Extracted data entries
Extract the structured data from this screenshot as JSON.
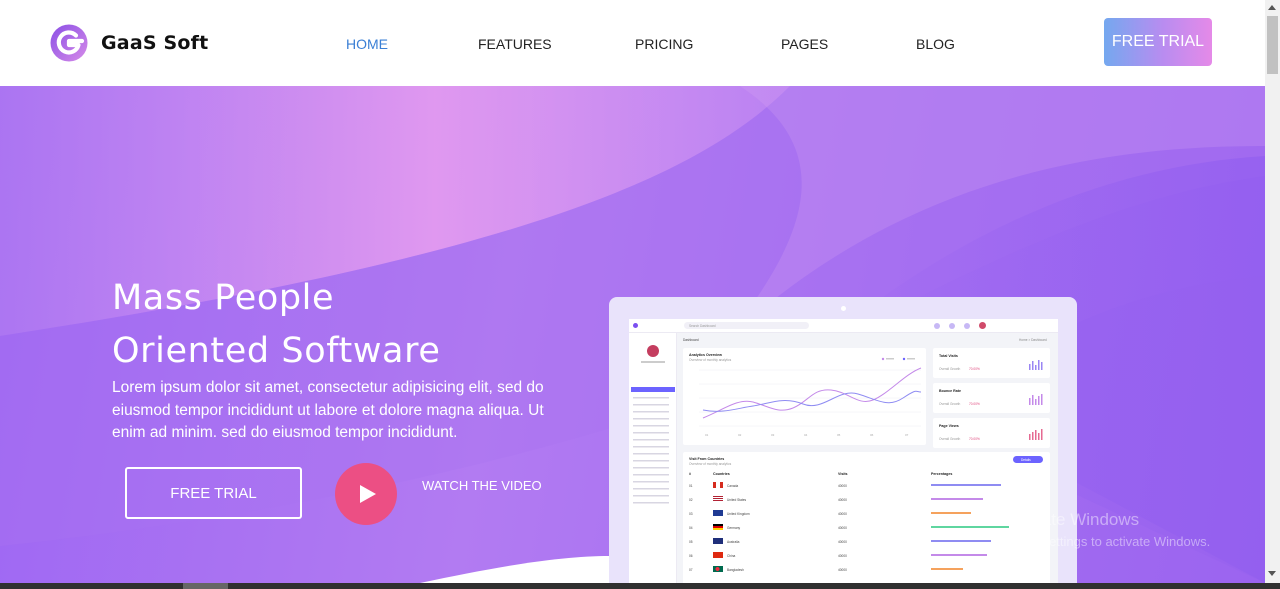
{
  "brand": {
    "name": "GaaS Soft",
    "logo_icon": "gaas-logo-icon",
    "accent": "#7b4ff0"
  },
  "nav": {
    "items": [
      {
        "label": "HOME",
        "active": true
      },
      {
        "label": "FEATURES",
        "active": false
      },
      {
        "label": "PRICING",
        "active": false
      },
      {
        "label": "PAGES",
        "active": false
      },
      {
        "label": "BLOG",
        "active": false
      }
    ],
    "cta": "FREE TRIAL"
  },
  "hero": {
    "title_line1": "Mass People",
    "title_line2": "Oriented Software",
    "description": "Lorem ipsum dolor sit amet, consectetur adipisicing elit, sed do eiusmod tempor incididunt ut labore et dolore magna aliqua. Ut enim ad minim. sed do eiusmod tempor incididunt.",
    "primary_button": "FREE TRIAL",
    "play_icon": "play-icon",
    "video_link": "WATCH THE VIDEO",
    "colors": {
      "gradient_start": "#9d66f3",
      "gradient_end": "#b27bf2",
      "play": "#ec4f84"
    }
  },
  "dashboard": {
    "search_placeholder": "Search Dashboard",
    "page_title": "Dashboard",
    "breadcrumb": "Home > Dashboard",
    "analytics": {
      "title": "Analytics Overview",
      "subtitle": "Overview of monthly analytics"
    },
    "stats": [
      {
        "title": "Total Visits",
        "label": "Overall Growth",
        "value": "70.00%"
      },
      {
        "title": "Bounce Rate",
        "label": "Overall Growth",
        "value": "70.00%"
      },
      {
        "title": "Page Views",
        "label": "Overall Growth",
        "value": "70.00%"
      }
    ],
    "countries": {
      "title": "Visit From Countries",
      "subtitle": "Overview of monthly analytics",
      "button": "Details",
      "columns": [
        "#",
        "Countries",
        "Visits",
        "Percentages"
      ],
      "rows": [
        {
          "num": "01",
          "name": "Canada",
          "visits": "40000"
        },
        {
          "num": "02",
          "name": "United States",
          "visits": "40000"
        },
        {
          "num": "03",
          "name": "United Kingdom",
          "visits": "40000"
        },
        {
          "num": "04",
          "name": "Germany",
          "visits": "40000"
        },
        {
          "num": "05",
          "name": "Australia",
          "visits": "40000"
        },
        {
          "num": "06",
          "name": "China",
          "visits": "40000"
        },
        {
          "num": "07",
          "name": "Bangladesh",
          "visits": "40000"
        }
      ]
    }
  },
  "watermark": {
    "line1": "Activate Windows",
    "line2": "Go to Settings to activate Windows."
  }
}
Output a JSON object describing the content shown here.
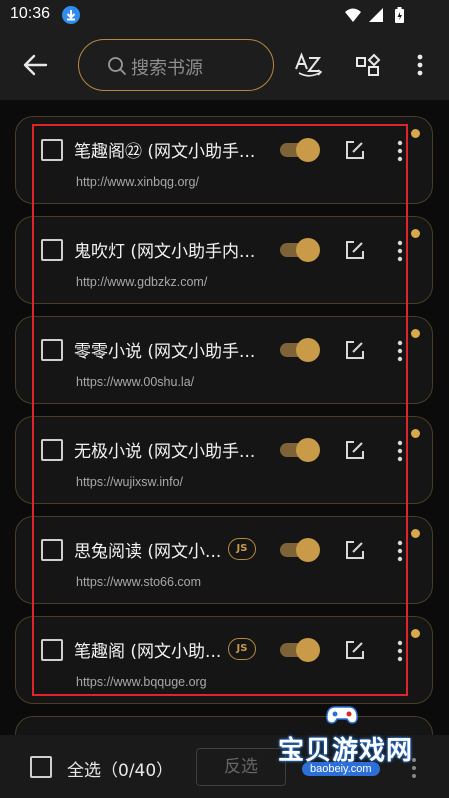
{
  "status_bar": {
    "time": "10:36"
  },
  "toolbar": {
    "search_placeholder": "搜索书源"
  },
  "sources": [
    {
      "title": "笔趣阁㉒ (网文小助手...",
      "url": "http://www.xinbqg.org/",
      "js": false,
      "enabled": true
    },
    {
      "title": "鬼吹灯 (网文小助手内...",
      "url": "http://www.gdbzkz.com/",
      "js": false,
      "enabled": true
    },
    {
      "title": "零零小说 (网文小助手...",
      "url": "https://www.00shu.la/",
      "js": false,
      "enabled": true
    },
    {
      "title": "无极小说 (网文小助手...",
      "url": "https://wujixsw.info/",
      "js": false,
      "enabled": true
    },
    {
      "title": "思兔阅读 (网文小...",
      "url": "https://www.sto66.com",
      "js": true,
      "enabled": true
    },
    {
      "title": "笔趣阁 (网文小助...",
      "url": "https://www.bqquge.org",
      "js": true,
      "enabled": true
    }
  ],
  "js_badge_label": "JS",
  "bottom_bar": {
    "select_all_label": "全选（0/40）",
    "invert_label": "反选"
  },
  "watermark": {
    "title": "宝贝游戏网",
    "subtitle": "baobeiy.com"
  },
  "colors": {
    "accent": "#c99a48",
    "highlight_box": "#e0242b",
    "background": "#0f0f0f"
  }
}
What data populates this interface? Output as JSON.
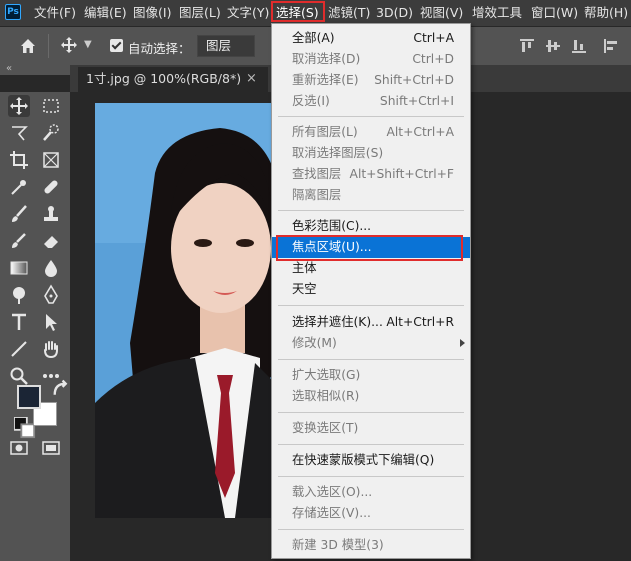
{
  "app": {
    "logo_text": "Ps"
  },
  "menubar": {
    "items": [
      "文件(F)",
      "编辑(E)",
      "图像(I)",
      "图层(L)",
      "文字(Y)",
      "选择(S)",
      "滤镜(T)",
      "3D(D)",
      "视图(V)",
      "增效工具",
      "窗口(W)",
      "帮助(H)"
    ],
    "active_index": 5
  },
  "options_bar": {
    "auto_select_label": "自动选择：",
    "auto_select_checked": true,
    "layer_select_value": "图层"
  },
  "document": {
    "tab_title": "1寸.jpg @ 100%(RGB/8*)",
    "close_symbol": "×"
  },
  "colors": {
    "foreground": "#1b2535",
    "background": "#ffffff",
    "highlight": "#0a73d6",
    "annotation": "#e02c2c"
  },
  "select_menu": {
    "items": [
      {
        "label": "全部(A)",
        "shortcut": "Ctrl+A",
        "enabled": true
      },
      {
        "label": "取消选择(D)",
        "shortcut": "Ctrl+D",
        "enabled": false
      },
      {
        "label": "重新选择(E)",
        "shortcut": "Shift+Ctrl+D",
        "enabled": false
      },
      {
        "label": "反选(I)",
        "shortcut": "Shift+Ctrl+I",
        "enabled": false
      },
      {
        "label": "所有图层(L)",
        "shortcut": "Alt+Ctrl+A",
        "enabled": false
      },
      {
        "label": "取消选择图层(S)",
        "shortcut": "",
        "enabled": false
      },
      {
        "label": "查找图层",
        "shortcut": "Alt+Shift+Ctrl+F",
        "enabled": false
      },
      {
        "label": "隔离图层",
        "shortcut": "",
        "enabled": false
      },
      {
        "label": "色彩范围(C)...",
        "shortcut": "",
        "enabled": true
      },
      {
        "label": "焦点区域(U)...",
        "shortcut": "",
        "enabled": true,
        "highlighted": true
      },
      {
        "label": "主体",
        "shortcut": "",
        "enabled": true
      },
      {
        "label": "天空",
        "shortcut": "",
        "enabled": true
      },
      {
        "label": "选择并遮住(K)...",
        "shortcut": "Alt+Ctrl+R",
        "enabled": true
      },
      {
        "label": "修改(M)",
        "shortcut": "",
        "enabled": false,
        "submenu": true
      },
      {
        "label": "扩大选取(G)",
        "shortcut": "",
        "enabled": false
      },
      {
        "label": "选取相似(R)",
        "shortcut": "",
        "enabled": false
      },
      {
        "label": "变换选区(T)",
        "shortcut": "",
        "enabled": false
      },
      {
        "label": "在快速蒙版模式下编辑(Q)",
        "shortcut": "",
        "enabled": true
      },
      {
        "label": "载入选区(O)...",
        "shortcut": "",
        "enabled": false
      },
      {
        "label": "存储选区(V)...",
        "shortcut": "",
        "enabled": false
      },
      {
        "label": "新建 3D 模型(3)",
        "shortcut": "",
        "enabled": false
      }
    ]
  }
}
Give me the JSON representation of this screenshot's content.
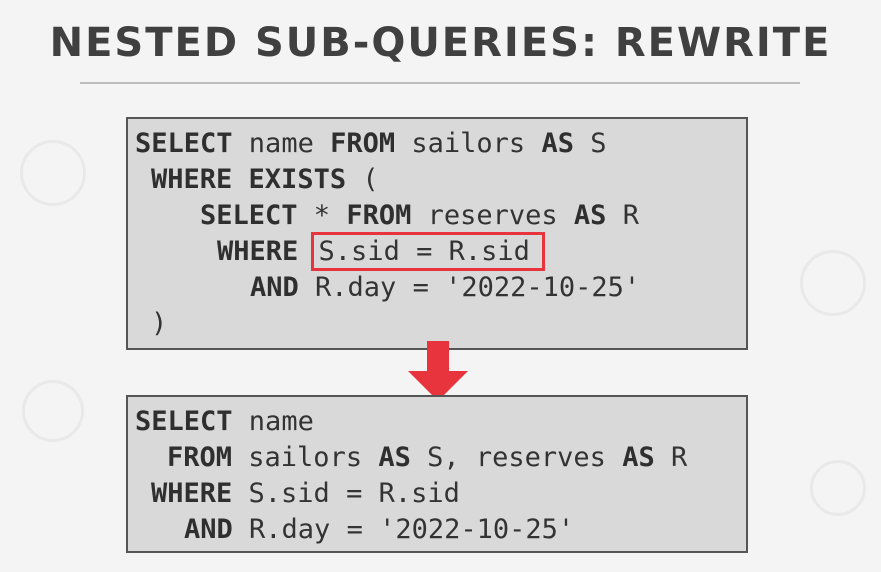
{
  "slide": {
    "title": "NESTED SUB-QUERIES: REWRITE"
  },
  "query_before": {
    "l1": {
      "k1": "SELECT",
      "t1": " name ",
      "k2": "FROM",
      "t2": " sailors ",
      "k3": "AS",
      "t3": " S"
    },
    "l2": {
      "k1": "WHERE",
      "t1": " ",
      "k2": "EXISTS",
      "t2": " ("
    },
    "l3": {
      "k1": "SELECT",
      "t1": " * ",
      "k2": "FROM",
      "t2": " reserves ",
      "k3": "AS",
      "t3": " R"
    },
    "l4": {
      "k1": "WHERE",
      "t1": " ",
      "h1": "S.sid = R.sid"
    },
    "l5": {
      "k1": "AND",
      "t1": " R.day = '2022-10-25'"
    },
    "l6": {
      "t1": ")"
    }
  },
  "query_after": {
    "l1": {
      "k1": "SELECT",
      "t1": " name"
    },
    "l2": {
      "k1": "FROM",
      "t1": " sailors ",
      "k2": "AS",
      "t2": " S, reserves ",
      "k3": "AS",
      "t3": " R"
    },
    "l3": {
      "k1": "WHERE",
      "t1": " S.sid = R.sid"
    },
    "l4": {
      "k1": "AND",
      "t1": " R.day = '2022-10-25'"
    }
  },
  "colors": {
    "highlight": "#e8343d",
    "arrow": "#e8343d",
    "box_bg": "#d9d9d9"
  }
}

Task brief: Which lines hold the word "JSON"? Copy every one of them.

Output below:
Extract the structured data from this screenshot as JSON.
Output a JSON object describing the content shown here.
What data populates this interface? Output as JSON.
Give me the JSON representation of this screenshot's content.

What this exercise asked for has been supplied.